Dataset excerpts:
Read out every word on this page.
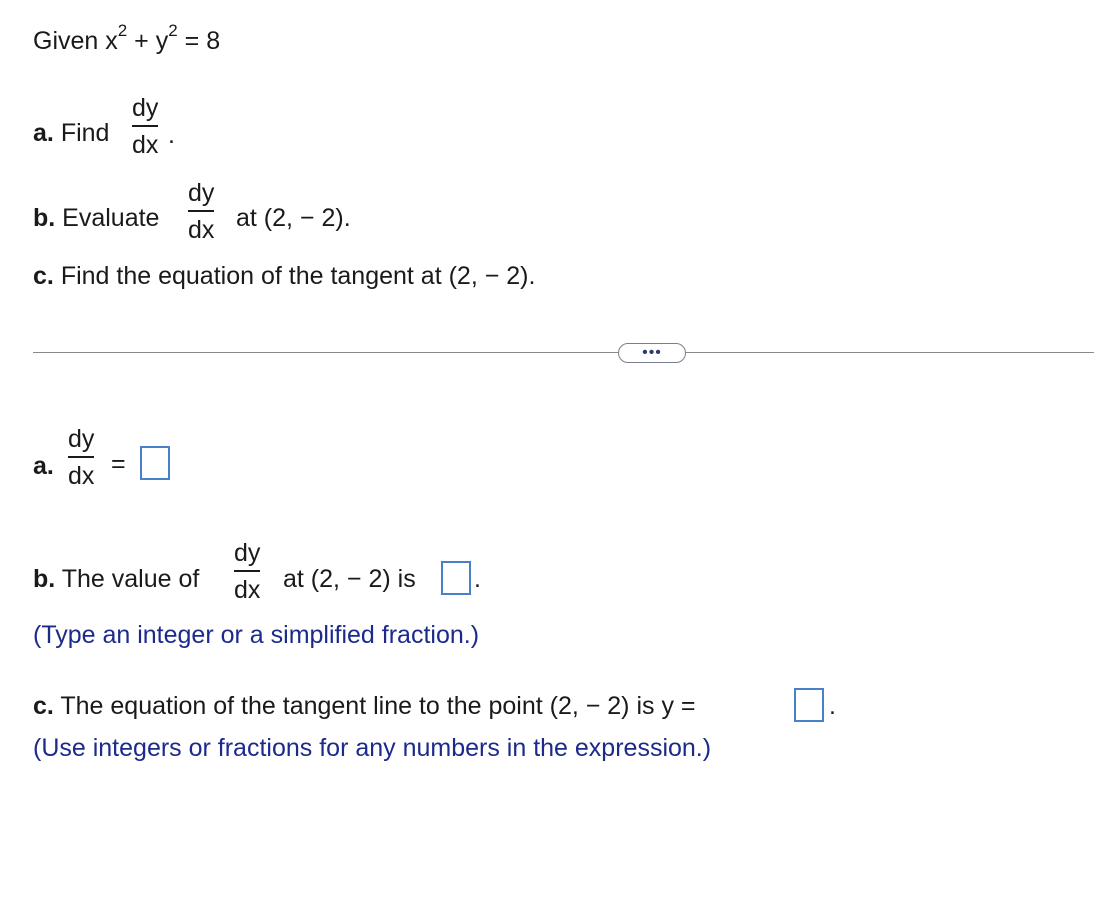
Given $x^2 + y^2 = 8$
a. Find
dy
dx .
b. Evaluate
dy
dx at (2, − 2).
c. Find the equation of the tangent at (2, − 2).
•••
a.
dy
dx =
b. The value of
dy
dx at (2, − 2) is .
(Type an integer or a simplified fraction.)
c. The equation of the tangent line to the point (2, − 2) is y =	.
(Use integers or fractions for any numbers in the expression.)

---

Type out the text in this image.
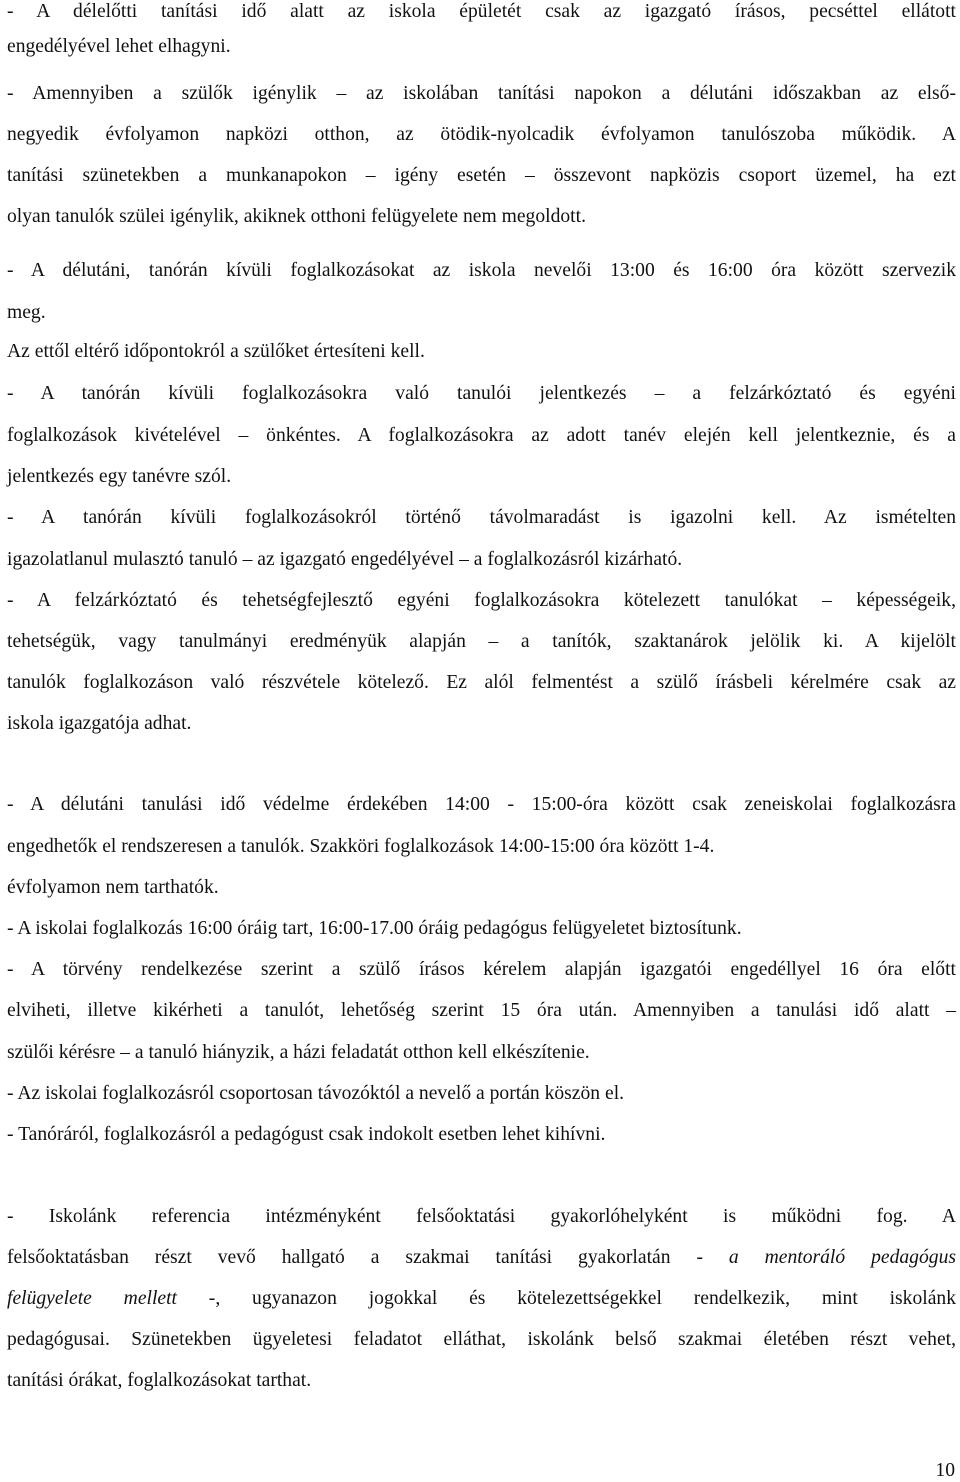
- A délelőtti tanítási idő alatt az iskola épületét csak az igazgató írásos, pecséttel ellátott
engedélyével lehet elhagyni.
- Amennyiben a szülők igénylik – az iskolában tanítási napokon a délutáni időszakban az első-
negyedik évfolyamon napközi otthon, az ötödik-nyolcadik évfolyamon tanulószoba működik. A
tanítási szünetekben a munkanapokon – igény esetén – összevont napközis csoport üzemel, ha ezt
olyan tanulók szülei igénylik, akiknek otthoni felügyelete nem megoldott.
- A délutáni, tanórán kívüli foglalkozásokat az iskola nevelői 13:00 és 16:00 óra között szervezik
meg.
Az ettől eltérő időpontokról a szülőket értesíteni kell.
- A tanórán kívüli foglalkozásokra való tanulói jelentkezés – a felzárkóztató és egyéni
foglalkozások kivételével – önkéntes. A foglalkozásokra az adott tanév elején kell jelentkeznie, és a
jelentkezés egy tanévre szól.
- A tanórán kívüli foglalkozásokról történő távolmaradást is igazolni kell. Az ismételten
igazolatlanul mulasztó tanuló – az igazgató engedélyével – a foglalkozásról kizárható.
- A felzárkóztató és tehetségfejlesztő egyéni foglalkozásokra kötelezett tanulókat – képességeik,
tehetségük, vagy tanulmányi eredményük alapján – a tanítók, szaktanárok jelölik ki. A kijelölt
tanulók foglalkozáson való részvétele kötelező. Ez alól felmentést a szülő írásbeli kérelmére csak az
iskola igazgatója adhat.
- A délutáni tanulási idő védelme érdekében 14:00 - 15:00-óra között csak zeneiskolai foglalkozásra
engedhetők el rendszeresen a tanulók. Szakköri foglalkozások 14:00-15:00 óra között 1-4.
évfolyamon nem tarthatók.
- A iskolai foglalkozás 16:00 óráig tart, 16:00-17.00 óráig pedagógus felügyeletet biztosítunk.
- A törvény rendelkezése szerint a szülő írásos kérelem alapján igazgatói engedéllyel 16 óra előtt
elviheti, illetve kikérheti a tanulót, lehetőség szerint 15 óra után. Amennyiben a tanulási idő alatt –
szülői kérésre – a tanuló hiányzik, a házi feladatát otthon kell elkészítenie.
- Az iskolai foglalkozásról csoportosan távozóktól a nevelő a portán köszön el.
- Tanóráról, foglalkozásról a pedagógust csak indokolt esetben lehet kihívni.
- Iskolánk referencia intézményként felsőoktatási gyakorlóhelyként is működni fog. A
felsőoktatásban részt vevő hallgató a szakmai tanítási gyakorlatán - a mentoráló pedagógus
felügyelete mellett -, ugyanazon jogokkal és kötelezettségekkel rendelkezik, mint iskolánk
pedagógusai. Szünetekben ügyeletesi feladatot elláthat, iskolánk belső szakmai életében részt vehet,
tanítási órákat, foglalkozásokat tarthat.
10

Problem to work on:
Of the lines in the material, how many hold the word "csak"? Reply with the number only.

Answer to the task:
4